[Prompt] Omit every picture while repeating the entries exactly.

[Record excerpts]
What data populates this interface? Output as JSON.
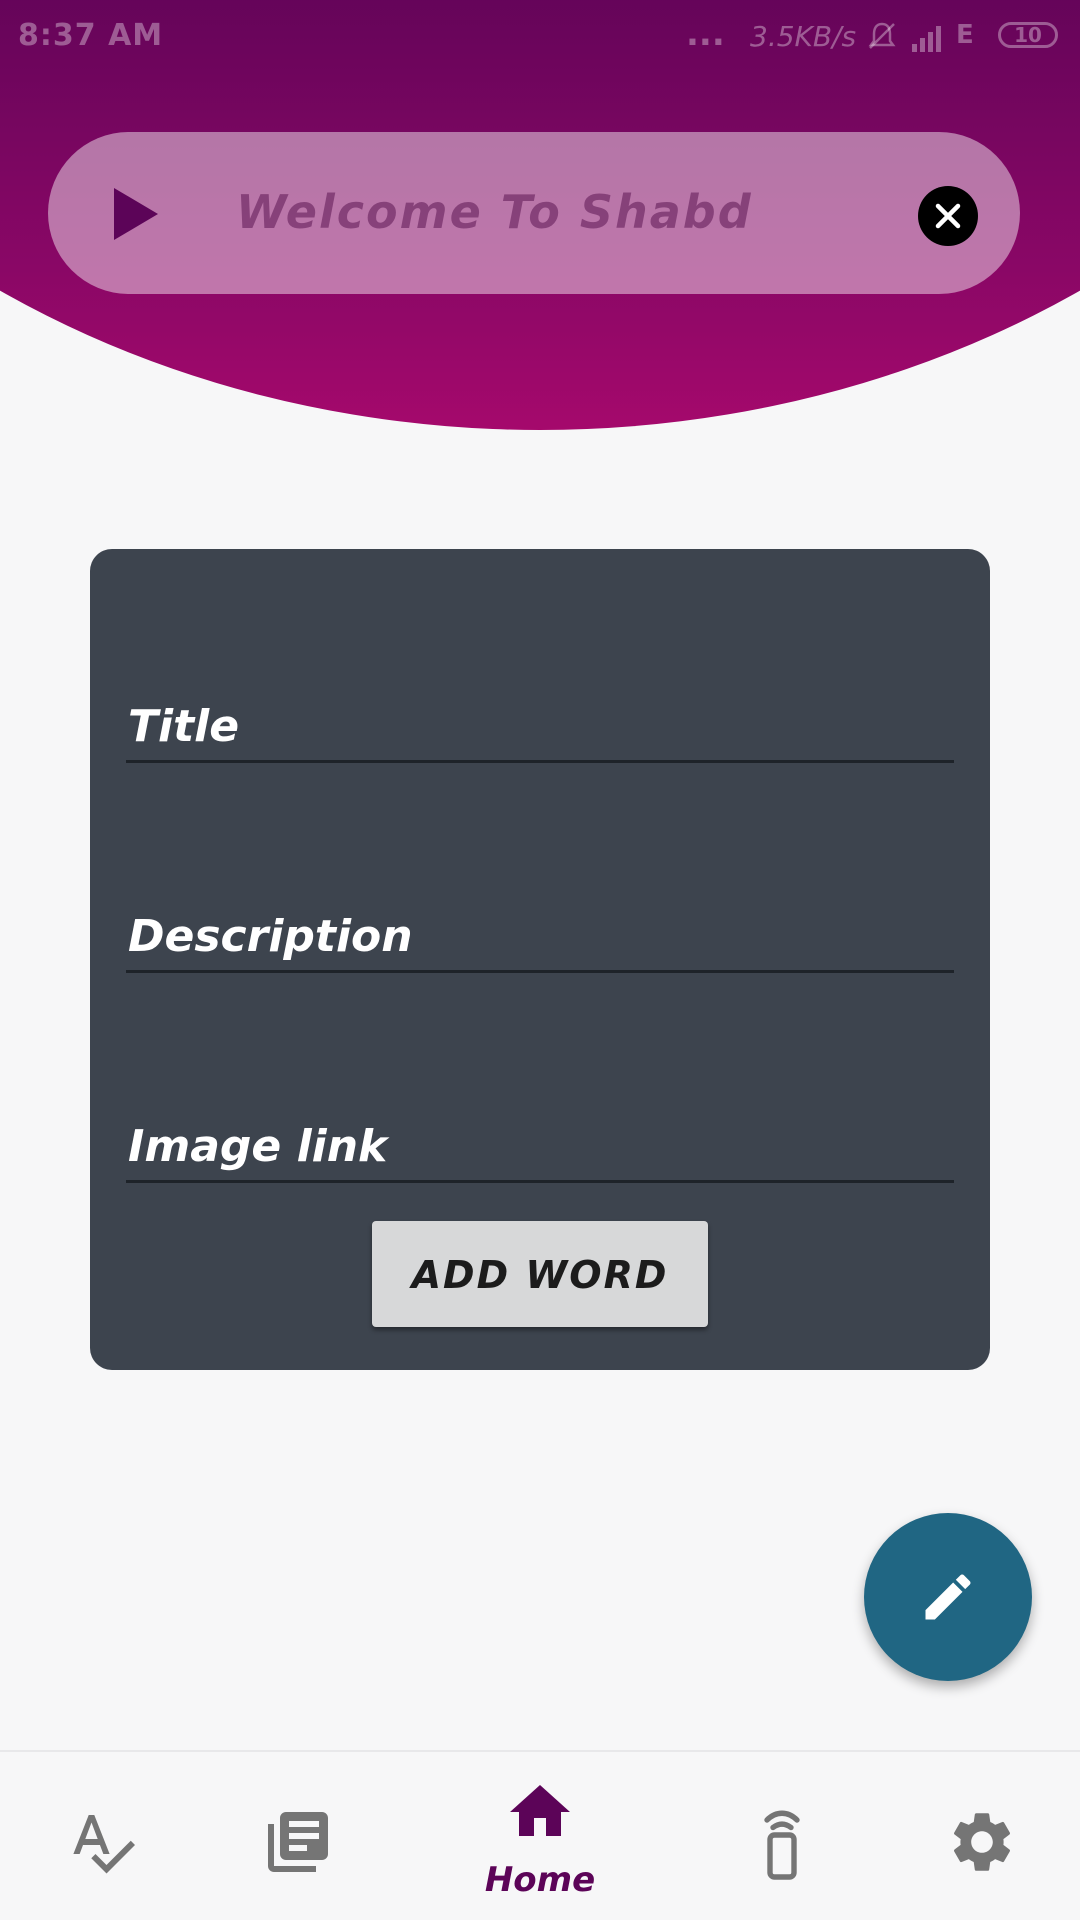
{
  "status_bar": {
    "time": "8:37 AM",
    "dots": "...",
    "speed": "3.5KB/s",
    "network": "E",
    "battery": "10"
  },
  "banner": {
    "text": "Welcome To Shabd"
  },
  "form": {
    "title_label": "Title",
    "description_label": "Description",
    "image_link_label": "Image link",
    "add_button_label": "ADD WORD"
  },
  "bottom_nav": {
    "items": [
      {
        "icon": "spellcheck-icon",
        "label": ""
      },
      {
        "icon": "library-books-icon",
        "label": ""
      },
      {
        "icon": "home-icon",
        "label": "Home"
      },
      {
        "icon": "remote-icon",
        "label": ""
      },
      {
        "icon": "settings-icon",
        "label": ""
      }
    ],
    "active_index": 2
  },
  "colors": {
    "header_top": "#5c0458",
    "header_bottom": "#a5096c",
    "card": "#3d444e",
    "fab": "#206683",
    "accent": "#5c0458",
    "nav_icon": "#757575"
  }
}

[Task output]
What data populates this interface? Output as JSON.
{
  "status_bar": {
    "time": "8:37 AM",
    "dots": "...",
    "speed": "3.5KB/s",
    "network": "E",
    "battery": "10"
  },
  "banner": {
    "text": "Welcome To Shabd"
  },
  "form": {
    "title_label": "Title",
    "description_label": "Description",
    "image_link_label": "Image link",
    "add_button_label": "ADD WORD"
  },
  "bottom_nav": {
    "items": [
      {
        "icon": "spellcheck-icon",
        "label": ""
      },
      {
        "icon": "library-books-icon",
        "label": ""
      },
      {
        "icon": "home-icon",
        "label": "Home"
      },
      {
        "icon": "remote-icon",
        "label": ""
      },
      {
        "icon": "settings-icon",
        "label": ""
      }
    ],
    "active_index": 2
  },
  "colors": {
    "header_top": "#5c0458",
    "header_bottom": "#a5096c",
    "card": "#3d444e",
    "fab": "#206683",
    "accent": "#5c0458",
    "nav_icon": "#757575"
  }
}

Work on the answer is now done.